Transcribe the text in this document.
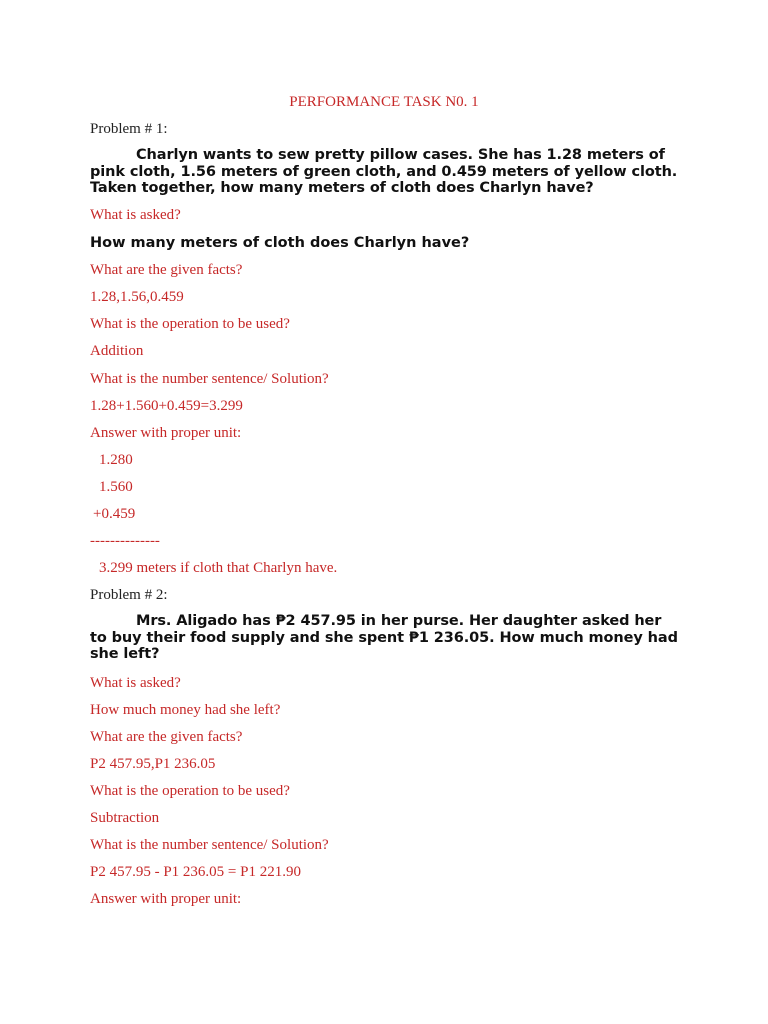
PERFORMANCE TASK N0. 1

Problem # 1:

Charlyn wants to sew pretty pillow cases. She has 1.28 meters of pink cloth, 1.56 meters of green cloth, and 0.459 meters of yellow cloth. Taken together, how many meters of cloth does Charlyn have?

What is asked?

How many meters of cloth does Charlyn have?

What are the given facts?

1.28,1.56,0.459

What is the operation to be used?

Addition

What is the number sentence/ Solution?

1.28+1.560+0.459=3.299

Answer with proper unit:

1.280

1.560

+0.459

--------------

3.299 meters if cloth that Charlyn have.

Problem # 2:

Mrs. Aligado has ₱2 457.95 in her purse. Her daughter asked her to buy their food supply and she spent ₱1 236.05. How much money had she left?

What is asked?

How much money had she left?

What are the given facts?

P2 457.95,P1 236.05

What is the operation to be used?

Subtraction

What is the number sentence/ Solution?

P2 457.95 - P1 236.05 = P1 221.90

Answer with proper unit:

================================

DO THIS
Write out the records above exactly as they appear, leaving out any pictures.

WRITTEN RESPONSE
Transcribe the text in this document.
PERFORMANCE TASK N0. 1

Problem # 1:

Charlyn wants to sew pretty pillow cases. She has 1.28 meters of pink cloth, 1.56 meters of green cloth, and 0.459 meters of yellow cloth. Taken together, how many meters of cloth does Charlyn have?

What is asked?

How many meters of cloth does Charlyn have?

What are the given facts?

1.28,1.56,0.459

What is the operation to be used?

Addition

What is the number sentence/ Solution?

1.28+1.560+0.459=3.299

Answer with proper unit:

1.280

1.560

+0.459

--------------

3.299 meters if cloth that Charlyn have.

Problem # 2:

Mrs. Aligado has ₱2 457.95 in her purse. Her daughter asked her to buy their food supply and she spent ₱1 236.05. How much money had she left?

What is asked?

How much money had she left?

What are the given facts?

P2 457.95,P1 236.05

What is the operation to be used?

Subtraction

What is the number sentence/ Solution?

P2 457.95 - P1 236.05 = P1 221.90

Answer with proper unit:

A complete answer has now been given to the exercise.